Task prompt
From the entries underneath, give the number of lines holding the word "bostadsbeståndet", without any other words.

[Dataset items]
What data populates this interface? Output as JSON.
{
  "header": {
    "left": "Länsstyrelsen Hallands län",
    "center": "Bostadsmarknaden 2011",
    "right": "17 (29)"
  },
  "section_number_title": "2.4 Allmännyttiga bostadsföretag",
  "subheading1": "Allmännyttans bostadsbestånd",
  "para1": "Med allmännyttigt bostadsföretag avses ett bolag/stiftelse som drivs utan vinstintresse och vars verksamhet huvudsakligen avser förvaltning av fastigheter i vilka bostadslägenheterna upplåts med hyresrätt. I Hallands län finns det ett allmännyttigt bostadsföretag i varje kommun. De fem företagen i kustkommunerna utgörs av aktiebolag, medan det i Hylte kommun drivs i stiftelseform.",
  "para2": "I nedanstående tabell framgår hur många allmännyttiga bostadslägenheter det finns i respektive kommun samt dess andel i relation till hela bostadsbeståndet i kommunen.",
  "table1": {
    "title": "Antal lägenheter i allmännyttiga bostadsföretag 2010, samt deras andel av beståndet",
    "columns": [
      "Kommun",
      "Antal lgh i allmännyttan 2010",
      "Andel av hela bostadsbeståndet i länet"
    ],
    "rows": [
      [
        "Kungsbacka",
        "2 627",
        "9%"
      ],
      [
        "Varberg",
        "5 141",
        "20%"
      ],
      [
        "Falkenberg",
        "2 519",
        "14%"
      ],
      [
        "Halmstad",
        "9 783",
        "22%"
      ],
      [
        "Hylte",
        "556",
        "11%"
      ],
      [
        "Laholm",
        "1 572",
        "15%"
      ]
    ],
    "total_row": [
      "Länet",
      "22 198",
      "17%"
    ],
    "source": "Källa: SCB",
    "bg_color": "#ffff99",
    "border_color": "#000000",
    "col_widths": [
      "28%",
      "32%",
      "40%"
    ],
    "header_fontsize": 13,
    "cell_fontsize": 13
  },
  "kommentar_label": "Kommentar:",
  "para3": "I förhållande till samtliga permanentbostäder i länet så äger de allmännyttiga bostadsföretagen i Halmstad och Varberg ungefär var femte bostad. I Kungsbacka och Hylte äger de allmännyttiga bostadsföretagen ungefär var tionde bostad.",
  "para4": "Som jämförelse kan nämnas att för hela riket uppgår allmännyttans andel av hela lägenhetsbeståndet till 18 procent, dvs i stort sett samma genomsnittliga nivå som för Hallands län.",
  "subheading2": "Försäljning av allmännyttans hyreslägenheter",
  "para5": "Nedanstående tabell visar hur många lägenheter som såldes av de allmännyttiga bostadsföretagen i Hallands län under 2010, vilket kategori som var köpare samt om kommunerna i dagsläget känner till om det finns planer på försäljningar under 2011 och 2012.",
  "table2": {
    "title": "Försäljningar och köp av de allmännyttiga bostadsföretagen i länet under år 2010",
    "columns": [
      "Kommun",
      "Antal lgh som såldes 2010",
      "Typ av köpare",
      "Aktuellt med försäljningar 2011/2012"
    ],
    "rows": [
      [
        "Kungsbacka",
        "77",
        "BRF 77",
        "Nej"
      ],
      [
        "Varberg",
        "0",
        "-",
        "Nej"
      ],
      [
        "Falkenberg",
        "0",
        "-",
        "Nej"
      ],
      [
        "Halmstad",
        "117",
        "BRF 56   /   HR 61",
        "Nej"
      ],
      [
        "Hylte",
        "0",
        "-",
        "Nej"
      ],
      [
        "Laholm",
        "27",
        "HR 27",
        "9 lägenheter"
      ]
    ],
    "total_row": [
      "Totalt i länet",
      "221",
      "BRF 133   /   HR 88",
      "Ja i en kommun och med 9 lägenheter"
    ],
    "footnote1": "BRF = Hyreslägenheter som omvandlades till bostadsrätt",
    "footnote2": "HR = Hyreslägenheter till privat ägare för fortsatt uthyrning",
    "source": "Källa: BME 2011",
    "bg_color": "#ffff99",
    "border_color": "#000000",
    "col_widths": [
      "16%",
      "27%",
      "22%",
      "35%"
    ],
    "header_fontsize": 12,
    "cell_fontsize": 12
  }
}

Result for this exercise
2